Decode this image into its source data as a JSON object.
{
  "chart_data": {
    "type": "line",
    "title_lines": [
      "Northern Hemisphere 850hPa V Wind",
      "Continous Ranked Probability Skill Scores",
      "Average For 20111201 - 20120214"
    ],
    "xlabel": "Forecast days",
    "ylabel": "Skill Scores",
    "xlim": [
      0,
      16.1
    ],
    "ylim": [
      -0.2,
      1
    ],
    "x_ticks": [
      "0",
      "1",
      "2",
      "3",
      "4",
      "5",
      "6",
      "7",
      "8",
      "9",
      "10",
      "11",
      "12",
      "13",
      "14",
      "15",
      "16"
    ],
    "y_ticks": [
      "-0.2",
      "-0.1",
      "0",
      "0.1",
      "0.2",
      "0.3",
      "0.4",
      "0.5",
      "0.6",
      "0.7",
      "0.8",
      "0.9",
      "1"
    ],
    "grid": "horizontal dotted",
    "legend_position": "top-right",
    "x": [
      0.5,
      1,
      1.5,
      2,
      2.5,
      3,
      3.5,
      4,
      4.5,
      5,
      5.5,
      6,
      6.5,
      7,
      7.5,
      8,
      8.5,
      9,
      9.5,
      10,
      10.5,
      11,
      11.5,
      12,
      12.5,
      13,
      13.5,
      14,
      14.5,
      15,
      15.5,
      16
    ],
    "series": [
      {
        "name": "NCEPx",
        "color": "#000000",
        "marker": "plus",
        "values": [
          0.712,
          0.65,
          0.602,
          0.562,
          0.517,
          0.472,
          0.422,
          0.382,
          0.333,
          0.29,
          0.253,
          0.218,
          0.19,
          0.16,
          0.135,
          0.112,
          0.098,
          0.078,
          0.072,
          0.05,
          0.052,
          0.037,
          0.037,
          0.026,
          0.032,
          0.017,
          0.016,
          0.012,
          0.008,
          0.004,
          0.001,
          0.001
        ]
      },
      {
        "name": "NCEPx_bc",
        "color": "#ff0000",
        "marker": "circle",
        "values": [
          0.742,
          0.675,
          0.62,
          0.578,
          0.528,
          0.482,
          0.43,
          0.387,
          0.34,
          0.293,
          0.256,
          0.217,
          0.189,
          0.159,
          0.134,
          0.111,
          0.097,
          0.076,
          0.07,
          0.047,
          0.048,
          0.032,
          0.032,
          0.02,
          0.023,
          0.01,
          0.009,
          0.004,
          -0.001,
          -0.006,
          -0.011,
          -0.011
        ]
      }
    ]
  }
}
......
WHAT THIS TASK INVOLVES: Give the data again, exactly as it stands.

RESPONSE TO THE TASK:
Decode this image into its source data as a JSON object.
{
  "chart_data": {
    "type": "line",
    "title_lines": [
      "Northern Hemisphere 850hPa V Wind",
      "Continous Ranked Probability Skill Scores",
      "Average For 20111201 - 20120214"
    ],
    "xlabel": "Forecast days",
    "ylabel": "Skill Scores",
    "xlim": [
      0,
      16.1
    ],
    "ylim": [
      -0.2,
      1
    ],
    "x_ticks": [
      "0",
      "1",
      "2",
      "3",
      "4",
      "5",
      "6",
      "7",
      "8",
      "9",
      "10",
      "11",
      "12",
      "13",
      "14",
      "15",
      "16"
    ],
    "y_ticks": [
      "-0.2",
      "-0.1",
      "0",
      "0.1",
      "0.2",
      "0.3",
      "0.4",
      "0.5",
      "0.6",
      "0.7",
      "0.8",
      "0.9",
      "1"
    ],
    "grid": "horizontal dotted",
    "legend_position": "top-right",
    "x": [
      0.5,
      1,
      1.5,
      2,
      2.5,
      3,
      3.5,
      4,
      4.5,
      5,
      5.5,
      6,
      6.5,
      7,
      7.5,
      8,
      8.5,
      9,
      9.5,
      10,
      10.5,
      11,
      11.5,
      12,
      12.5,
      13,
      13.5,
      14,
      14.5,
      15,
      15.5,
      16
    ],
    "series": [
      {
        "name": "NCEPx",
        "color": "#000000",
        "marker": "plus",
        "values": [
          0.712,
          0.65,
          0.602,
          0.562,
          0.517,
          0.472,
          0.422,
          0.382,
          0.333,
          0.29,
          0.253,
          0.218,
          0.19,
          0.16,
          0.135,
          0.112,
          0.098,
          0.078,
          0.072,
          0.05,
          0.052,
          0.037,
          0.037,
          0.026,
          0.032,
          0.017,
          0.016,
          0.012,
          0.008,
          0.004,
          0.001,
          0.001
        ]
      },
      {
        "name": "NCEPx_bc",
        "color": "#ff0000",
        "marker": "circle",
        "values": [
          0.742,
          0.675,
          0.62,
          0.578,
          0.528,
          0.482,
          0.43,
          0.387,
          0.34,
          0.293,
          0.256,
          0.217,
          0.189,
          0.159,
          0.134,
          0.111,
          0.097,
          0.076,
          0.07,
          0.047,
          0.048,
          0.032,
          0.032,
          0.02,
          0.023,
          0.01,
          0.009,
          0.004,
          -0.001,
          -0.006,
          -0.011,
          -0.011
        ]
      }
    ]
  }
}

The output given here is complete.